Written task: Count every line that holds the string "xlabel", then give that number alone.

=== Source data ===

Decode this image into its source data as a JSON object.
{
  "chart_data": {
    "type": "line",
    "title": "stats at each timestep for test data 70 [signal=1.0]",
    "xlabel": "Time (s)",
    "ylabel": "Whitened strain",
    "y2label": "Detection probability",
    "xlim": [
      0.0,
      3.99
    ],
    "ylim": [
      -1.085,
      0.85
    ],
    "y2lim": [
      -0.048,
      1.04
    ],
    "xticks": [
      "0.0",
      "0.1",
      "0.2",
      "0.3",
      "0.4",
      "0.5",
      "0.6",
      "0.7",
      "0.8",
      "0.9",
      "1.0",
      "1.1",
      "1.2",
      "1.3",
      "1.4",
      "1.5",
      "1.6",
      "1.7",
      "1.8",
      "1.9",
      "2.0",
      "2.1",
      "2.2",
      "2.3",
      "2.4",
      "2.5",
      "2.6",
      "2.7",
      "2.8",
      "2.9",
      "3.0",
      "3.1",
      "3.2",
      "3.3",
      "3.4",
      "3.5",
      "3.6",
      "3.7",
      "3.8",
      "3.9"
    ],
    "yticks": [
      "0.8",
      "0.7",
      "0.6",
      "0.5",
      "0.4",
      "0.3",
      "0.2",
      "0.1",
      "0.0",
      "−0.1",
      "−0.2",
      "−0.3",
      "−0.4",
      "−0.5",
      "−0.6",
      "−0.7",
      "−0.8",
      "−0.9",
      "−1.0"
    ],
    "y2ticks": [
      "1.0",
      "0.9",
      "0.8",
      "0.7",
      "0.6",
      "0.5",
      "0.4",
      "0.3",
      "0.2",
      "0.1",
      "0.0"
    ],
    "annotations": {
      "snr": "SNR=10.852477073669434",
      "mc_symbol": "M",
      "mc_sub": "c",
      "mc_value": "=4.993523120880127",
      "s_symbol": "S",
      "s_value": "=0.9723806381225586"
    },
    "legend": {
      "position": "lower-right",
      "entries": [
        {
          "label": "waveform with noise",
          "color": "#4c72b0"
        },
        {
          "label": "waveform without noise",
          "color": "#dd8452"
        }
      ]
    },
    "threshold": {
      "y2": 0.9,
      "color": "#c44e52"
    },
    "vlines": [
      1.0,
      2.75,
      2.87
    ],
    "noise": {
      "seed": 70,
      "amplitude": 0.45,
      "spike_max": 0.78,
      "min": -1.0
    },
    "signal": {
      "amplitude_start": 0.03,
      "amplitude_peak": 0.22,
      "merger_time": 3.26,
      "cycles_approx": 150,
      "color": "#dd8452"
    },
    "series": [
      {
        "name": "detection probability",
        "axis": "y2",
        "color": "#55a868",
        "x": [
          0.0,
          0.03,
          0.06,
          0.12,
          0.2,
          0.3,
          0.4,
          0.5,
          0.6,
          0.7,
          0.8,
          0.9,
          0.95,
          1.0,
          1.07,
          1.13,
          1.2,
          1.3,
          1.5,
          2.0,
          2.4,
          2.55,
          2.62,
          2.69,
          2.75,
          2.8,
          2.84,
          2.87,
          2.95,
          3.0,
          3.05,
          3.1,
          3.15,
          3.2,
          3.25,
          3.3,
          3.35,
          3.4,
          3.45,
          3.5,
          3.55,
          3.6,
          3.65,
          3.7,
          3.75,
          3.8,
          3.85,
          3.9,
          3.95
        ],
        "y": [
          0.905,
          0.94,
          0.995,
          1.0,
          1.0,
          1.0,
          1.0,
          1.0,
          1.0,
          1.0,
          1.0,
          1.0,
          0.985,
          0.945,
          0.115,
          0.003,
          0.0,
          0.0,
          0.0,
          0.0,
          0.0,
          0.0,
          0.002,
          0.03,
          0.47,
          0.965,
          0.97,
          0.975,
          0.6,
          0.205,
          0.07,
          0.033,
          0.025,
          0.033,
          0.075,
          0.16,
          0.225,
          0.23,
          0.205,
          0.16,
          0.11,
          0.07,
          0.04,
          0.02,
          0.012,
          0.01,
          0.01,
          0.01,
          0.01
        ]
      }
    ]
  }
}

===
=== Source data ===

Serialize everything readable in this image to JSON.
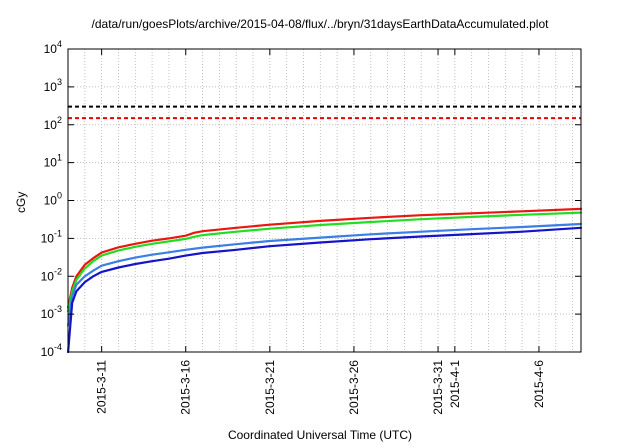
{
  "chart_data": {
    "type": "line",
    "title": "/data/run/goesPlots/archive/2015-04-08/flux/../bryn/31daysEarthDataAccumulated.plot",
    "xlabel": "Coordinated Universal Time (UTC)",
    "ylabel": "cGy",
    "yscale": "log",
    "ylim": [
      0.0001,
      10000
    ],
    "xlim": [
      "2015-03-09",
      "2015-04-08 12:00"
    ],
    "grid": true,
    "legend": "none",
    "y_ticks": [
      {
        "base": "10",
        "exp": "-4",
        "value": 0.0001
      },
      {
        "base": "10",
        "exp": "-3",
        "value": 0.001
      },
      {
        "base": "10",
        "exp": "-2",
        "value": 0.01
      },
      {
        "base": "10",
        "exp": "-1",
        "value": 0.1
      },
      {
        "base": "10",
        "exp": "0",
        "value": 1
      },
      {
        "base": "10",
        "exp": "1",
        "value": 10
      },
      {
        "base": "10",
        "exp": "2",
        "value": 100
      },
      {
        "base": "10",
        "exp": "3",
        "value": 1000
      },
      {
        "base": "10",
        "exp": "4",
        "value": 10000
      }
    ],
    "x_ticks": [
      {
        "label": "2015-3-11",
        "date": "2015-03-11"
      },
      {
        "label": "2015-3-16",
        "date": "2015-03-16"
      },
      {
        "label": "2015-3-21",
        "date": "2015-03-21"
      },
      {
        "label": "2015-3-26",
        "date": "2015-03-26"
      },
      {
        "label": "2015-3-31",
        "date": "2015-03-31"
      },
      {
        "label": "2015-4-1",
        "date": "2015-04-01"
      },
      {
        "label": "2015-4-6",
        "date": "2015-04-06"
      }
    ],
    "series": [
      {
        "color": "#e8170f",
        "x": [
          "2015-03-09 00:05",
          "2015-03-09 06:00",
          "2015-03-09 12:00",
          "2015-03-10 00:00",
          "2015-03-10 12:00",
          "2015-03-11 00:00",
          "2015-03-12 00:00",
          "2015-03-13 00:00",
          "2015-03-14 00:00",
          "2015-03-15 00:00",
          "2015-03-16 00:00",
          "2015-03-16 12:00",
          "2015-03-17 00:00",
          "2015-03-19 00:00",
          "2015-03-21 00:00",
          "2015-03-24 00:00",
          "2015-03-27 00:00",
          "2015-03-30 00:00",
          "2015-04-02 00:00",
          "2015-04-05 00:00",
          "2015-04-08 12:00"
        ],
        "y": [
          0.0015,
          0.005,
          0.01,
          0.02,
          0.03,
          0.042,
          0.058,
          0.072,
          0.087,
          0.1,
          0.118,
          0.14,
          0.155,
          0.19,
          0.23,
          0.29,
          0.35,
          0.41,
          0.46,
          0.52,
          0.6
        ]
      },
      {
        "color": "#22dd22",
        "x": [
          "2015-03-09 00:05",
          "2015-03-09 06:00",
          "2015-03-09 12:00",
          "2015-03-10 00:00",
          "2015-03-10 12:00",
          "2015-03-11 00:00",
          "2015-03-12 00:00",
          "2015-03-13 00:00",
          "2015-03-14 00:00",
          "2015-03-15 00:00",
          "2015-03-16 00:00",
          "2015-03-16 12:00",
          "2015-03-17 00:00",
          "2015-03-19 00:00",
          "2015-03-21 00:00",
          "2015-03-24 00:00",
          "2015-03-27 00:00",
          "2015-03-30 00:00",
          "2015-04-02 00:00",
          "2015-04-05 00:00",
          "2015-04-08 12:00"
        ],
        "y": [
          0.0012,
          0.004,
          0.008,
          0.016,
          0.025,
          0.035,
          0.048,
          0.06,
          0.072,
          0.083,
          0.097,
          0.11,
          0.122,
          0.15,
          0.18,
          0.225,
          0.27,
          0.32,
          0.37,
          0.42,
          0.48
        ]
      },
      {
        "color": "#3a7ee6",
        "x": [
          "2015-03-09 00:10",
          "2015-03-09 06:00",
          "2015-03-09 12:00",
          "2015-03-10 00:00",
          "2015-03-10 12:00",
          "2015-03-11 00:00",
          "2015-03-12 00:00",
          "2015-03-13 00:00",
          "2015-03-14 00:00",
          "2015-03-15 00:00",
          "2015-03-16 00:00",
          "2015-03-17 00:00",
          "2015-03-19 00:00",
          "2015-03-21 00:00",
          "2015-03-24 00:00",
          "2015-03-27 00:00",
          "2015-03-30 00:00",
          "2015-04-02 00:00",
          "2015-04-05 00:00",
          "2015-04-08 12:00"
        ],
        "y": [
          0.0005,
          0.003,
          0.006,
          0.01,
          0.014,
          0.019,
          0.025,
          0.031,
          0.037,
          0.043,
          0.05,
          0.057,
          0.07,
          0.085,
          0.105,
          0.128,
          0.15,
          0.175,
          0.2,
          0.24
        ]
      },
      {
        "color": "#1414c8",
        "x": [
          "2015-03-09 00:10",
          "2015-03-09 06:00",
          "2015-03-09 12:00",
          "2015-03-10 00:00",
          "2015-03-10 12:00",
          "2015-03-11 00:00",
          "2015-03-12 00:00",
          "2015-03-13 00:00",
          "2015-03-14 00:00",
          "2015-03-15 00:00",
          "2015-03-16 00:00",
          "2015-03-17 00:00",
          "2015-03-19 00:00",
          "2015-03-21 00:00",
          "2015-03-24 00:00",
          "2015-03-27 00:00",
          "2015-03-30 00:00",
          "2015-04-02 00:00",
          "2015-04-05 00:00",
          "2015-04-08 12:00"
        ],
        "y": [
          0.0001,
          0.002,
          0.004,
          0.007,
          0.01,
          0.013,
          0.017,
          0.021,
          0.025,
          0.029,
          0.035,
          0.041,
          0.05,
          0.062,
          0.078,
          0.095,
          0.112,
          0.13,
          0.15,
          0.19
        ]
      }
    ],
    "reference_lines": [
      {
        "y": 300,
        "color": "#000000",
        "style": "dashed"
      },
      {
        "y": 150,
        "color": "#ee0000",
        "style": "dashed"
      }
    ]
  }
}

===

Answer for this exercise: 2